A run of records
____________

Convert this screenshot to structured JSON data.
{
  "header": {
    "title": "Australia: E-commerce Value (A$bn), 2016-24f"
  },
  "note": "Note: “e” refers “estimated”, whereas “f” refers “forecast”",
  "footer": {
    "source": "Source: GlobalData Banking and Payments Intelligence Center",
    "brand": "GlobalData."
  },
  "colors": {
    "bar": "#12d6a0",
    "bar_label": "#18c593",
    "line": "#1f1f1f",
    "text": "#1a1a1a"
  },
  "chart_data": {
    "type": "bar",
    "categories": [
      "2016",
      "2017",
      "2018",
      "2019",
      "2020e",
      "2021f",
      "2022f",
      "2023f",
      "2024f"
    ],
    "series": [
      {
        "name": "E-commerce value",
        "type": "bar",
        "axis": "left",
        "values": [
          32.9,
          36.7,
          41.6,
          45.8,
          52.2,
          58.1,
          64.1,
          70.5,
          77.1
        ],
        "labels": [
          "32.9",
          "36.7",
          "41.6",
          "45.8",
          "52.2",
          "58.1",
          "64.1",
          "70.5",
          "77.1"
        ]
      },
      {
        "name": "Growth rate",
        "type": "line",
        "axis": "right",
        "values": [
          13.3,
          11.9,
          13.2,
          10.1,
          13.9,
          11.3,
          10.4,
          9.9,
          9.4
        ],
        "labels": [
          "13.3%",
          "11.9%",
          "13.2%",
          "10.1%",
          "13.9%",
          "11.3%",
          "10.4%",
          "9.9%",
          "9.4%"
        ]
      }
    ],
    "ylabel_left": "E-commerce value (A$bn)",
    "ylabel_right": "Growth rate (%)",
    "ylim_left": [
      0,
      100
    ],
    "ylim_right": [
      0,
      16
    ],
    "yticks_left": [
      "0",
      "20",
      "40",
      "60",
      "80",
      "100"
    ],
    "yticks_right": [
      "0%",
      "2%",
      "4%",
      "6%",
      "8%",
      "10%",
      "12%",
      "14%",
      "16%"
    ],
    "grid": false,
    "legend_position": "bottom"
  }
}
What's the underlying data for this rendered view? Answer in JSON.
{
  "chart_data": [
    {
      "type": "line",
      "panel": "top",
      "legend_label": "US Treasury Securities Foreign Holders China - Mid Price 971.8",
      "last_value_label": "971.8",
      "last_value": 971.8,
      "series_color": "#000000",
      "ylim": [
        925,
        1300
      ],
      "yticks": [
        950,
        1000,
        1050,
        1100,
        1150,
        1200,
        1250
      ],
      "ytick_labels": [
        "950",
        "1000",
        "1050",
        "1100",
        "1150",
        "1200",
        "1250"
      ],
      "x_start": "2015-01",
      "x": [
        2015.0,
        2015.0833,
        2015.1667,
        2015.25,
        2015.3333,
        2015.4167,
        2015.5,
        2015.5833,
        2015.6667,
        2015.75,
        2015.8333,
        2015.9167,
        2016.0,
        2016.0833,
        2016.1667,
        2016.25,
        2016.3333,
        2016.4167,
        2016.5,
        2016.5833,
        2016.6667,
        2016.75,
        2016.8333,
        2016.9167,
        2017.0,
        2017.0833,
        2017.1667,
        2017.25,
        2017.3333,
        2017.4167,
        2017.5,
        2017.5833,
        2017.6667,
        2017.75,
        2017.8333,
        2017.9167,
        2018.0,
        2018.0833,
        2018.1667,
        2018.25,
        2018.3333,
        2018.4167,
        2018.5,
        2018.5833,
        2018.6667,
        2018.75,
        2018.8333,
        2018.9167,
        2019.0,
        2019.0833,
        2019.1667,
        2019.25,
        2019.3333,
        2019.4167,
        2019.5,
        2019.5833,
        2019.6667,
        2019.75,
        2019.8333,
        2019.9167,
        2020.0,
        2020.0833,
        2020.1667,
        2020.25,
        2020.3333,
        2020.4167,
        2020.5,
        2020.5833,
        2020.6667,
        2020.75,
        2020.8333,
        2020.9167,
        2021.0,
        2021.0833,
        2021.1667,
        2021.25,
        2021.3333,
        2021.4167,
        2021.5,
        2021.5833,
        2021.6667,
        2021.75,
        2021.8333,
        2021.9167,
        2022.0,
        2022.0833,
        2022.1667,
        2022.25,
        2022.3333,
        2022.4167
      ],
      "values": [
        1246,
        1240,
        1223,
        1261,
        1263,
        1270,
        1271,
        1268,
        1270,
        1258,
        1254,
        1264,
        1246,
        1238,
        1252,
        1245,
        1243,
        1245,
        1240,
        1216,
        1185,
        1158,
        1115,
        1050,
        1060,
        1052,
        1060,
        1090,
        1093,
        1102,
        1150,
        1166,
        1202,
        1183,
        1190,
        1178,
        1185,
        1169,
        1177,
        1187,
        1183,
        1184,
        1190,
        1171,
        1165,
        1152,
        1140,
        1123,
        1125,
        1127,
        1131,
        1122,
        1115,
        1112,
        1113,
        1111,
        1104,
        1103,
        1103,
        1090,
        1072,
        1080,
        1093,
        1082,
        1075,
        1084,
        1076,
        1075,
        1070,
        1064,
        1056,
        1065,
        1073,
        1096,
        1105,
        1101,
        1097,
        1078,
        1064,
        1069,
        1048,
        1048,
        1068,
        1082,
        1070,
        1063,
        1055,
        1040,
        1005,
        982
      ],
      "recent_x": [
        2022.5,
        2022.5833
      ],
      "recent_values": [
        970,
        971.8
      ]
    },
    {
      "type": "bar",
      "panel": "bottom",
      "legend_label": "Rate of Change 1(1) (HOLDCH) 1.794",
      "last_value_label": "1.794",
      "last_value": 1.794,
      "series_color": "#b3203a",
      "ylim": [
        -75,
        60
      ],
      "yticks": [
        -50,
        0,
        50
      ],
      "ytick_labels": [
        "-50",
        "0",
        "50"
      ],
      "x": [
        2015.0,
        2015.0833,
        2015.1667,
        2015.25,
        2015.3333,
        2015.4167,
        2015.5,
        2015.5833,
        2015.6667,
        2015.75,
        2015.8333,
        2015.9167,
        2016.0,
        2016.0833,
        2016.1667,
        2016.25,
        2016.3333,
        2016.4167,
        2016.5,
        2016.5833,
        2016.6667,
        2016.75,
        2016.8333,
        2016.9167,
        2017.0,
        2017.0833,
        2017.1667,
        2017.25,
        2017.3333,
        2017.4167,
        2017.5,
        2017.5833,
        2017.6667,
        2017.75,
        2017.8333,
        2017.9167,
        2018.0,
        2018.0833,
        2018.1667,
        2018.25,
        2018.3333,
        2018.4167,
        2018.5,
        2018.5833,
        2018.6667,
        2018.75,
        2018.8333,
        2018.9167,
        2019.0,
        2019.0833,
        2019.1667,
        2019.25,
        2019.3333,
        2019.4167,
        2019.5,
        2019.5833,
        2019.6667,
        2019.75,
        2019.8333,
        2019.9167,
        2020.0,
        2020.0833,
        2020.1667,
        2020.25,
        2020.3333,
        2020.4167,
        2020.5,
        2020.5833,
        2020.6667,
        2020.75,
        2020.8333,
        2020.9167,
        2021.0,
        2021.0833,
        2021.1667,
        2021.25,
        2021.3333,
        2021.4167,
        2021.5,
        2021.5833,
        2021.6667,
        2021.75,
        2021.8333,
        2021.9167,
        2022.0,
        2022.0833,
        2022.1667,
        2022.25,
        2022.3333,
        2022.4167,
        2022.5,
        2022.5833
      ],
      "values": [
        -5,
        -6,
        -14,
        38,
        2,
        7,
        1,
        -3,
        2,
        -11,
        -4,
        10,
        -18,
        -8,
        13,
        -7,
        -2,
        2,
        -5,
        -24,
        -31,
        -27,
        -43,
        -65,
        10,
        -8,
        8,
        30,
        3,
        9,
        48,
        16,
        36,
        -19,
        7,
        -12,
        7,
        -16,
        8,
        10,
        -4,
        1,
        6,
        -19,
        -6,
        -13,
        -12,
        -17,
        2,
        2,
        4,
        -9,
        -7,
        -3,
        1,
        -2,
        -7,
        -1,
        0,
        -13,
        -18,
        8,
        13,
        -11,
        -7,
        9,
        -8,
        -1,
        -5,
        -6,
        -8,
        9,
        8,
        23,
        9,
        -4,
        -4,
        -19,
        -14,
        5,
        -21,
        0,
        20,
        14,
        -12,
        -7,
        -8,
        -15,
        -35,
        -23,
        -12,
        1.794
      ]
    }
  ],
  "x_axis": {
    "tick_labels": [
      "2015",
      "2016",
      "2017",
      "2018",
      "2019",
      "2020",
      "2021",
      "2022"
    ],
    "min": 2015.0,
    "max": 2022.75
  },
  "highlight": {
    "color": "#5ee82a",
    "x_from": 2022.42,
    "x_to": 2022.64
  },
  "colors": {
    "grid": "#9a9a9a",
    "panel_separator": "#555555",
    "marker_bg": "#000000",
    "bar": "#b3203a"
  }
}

____________

## Goal of the exercise
Return every line containing "Growth".

## Finished answer
        "name": "Growth rate",
    "ylabel_right": "Growth rate (%)",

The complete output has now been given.